(Records excerpted from a collection)
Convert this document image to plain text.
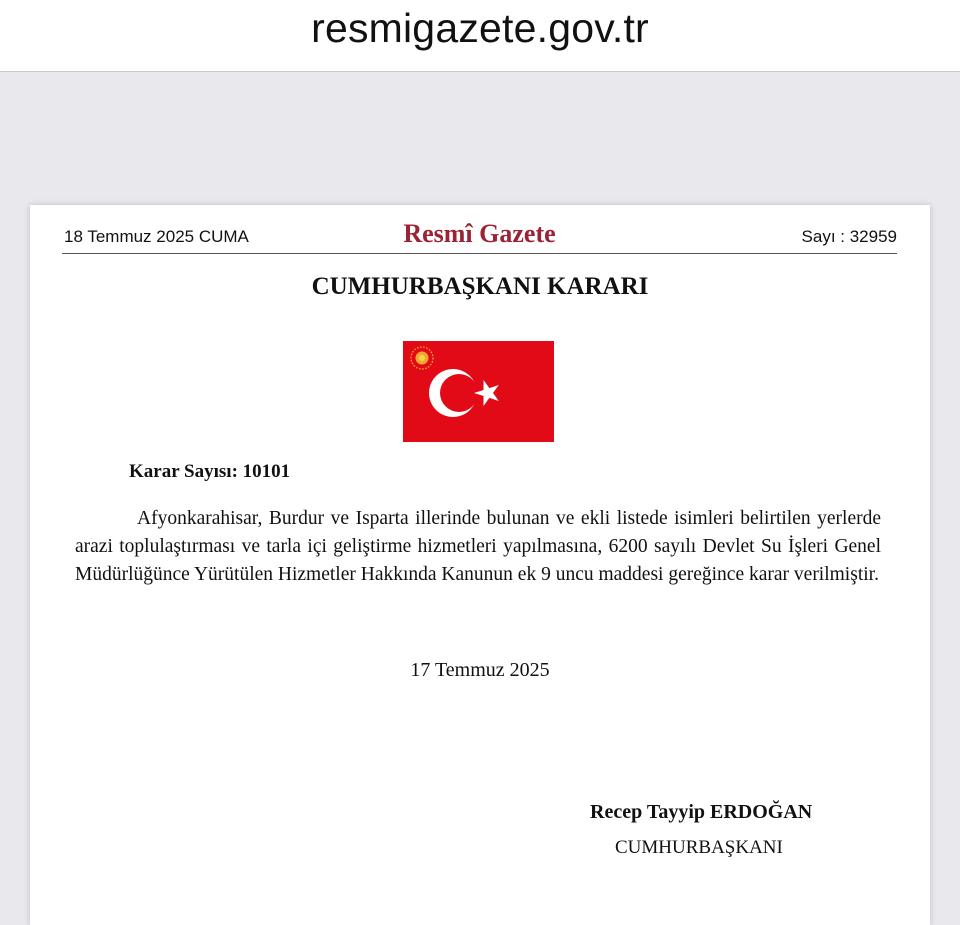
resmigazete.gov.tr
18 Temmuz 2025 CUMA	Resmî Gazete	Sayı : 32959
CUMHURBAŞKANI KARARI
Karar Sayısı: 10101

Afyonkarahisar, Burdur ve Isparta illerinde bulunan ve ekli listede isimleri belirtilen yerlerde arazi toplulaştırması ve tarla içi geliştirme hizmetleri yapılmasına, 6200 sayılı Devlet Su İşleri Genel Müdürlüğünce Yürütülen Hizmetler Hakkında Kanunun ek 9 uncu maddesi gereğince karar verilmiştir.

17 Temmuz 2025
Recep Tayyip ERDOĞAN
CUMHURBAŞKANI
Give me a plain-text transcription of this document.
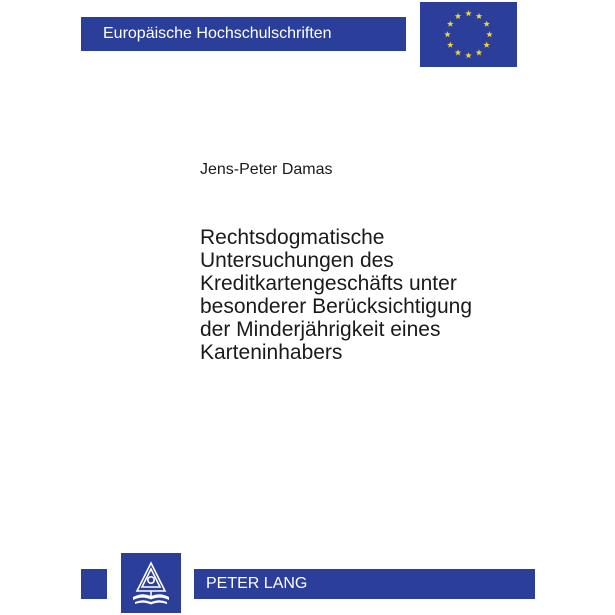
Europäische Hochschulschriften
Jens-Peter Damas
Rechtsdogmatische
Untersuchungen des
Kreditkartengeschäfts unter
besonderer Berücksichtigung
der Minderjährigkeit eines
Karteninhabers
PETER LANG
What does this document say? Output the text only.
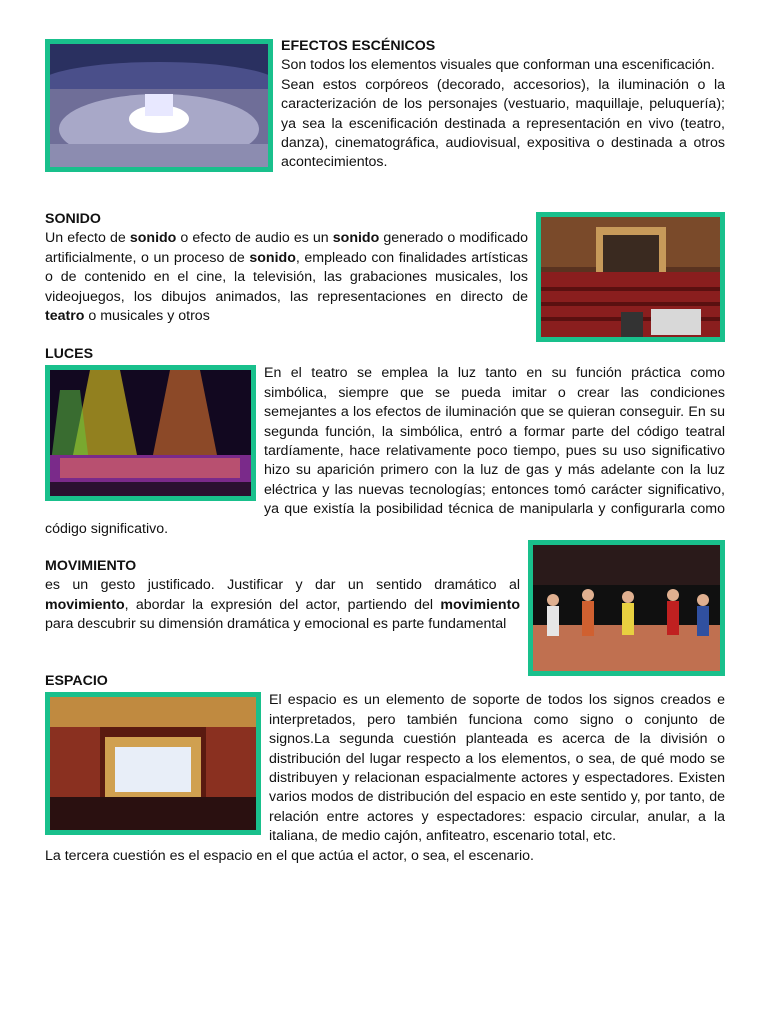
EFECTOS ESCÉNICOS

Son todos los elementos visuales que conforman una escenificación.

Sean estos corpóreos (decorado, accesorios), la iluminación o la caracterización de los personajes (vestuario, maquillaje, peluquería); ya sea la escenificación destinada a representación en vivo (teatro, danza), cinematográfica, audiovisual, expositiva o destinada a otros acontecimientos.

SONIDO

Un efecto de sonido o efecto de audio es un sonido generado o modificado artificialmente, o un proceso de sonido, empleado con finalidades artísticas o de contenido en el cine, la televisión, las grabaciones musicales, los videojuegos, los dibujos animados, las representaciones en directo de teatro o musicales y otros

LUCES

En el teatro se emplea la luz tanto en su función práctica como simbólica, siempre que se pueda imitar o crear las condiciones semejantes a los efectos de iluminación que se quieran conseguir. En su segunda función, la simbólica, entró a formar parte del código teatral tardíamente, hace relativamente poco tiempo, pues su uso significativo hizo su aparición primero con la luz de gas y más adelante con la luz eléctrica y las nuevas tecnologías; entonces tomó carácter significativo, ya que existía la posibilidad técnica de manipularla y configurarla como código significativo.

MOVIMIENTO

es un gesto justificado. Justificar y dar un sentido dramático al movimiento, abordar la expresión del actor, partiendo del movimiento para descubrir su dimensión dramática y emocional es parte fundamental

ESPACIO

El espacio es un elemento de soporte de todos los signos creados e interpretados, pero también funciona como signo o conjunto de signos.La segunda cuestión planteada es acerca de la división o distribución del lugar respecto a los elementos, o sea, de qué modo se distribuyen y relacionan espacialmente actores y espectadores. Existen varios modos de distribución del espacio en este sentido y, por tanto, de relación entre actores y espectadores: espacio circular, anular, a la italiana, de medio cajón, anfiteatro, escenario total, etc.

La tercera cuestión es el espacio en el que actúa el actor, o sea, el escenario.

◆ **Task to carry out**:
Go through the data and gather every line that holds "todos".

◆ **Complete output**:
Son todos los elementos visuales que conforman una escenificación.
El espacio es un elemento de soporte de todos los signos creados e interpretados, pero también funciona como signo o conjunto de signos.La segunda cuestión planteada es acerca de la división o distribución del lugar respecto a los elementos, o sea, de qué modo se distribuyen y relacionan espacialmente actores y espectadores. Existen varios modos de distribución del espacio en este sentido y, por tanto, de relación entre actores y espectadores: espacio circular, anular, a la italiana, de medio cajón, anfiteatro, escenario total, etc.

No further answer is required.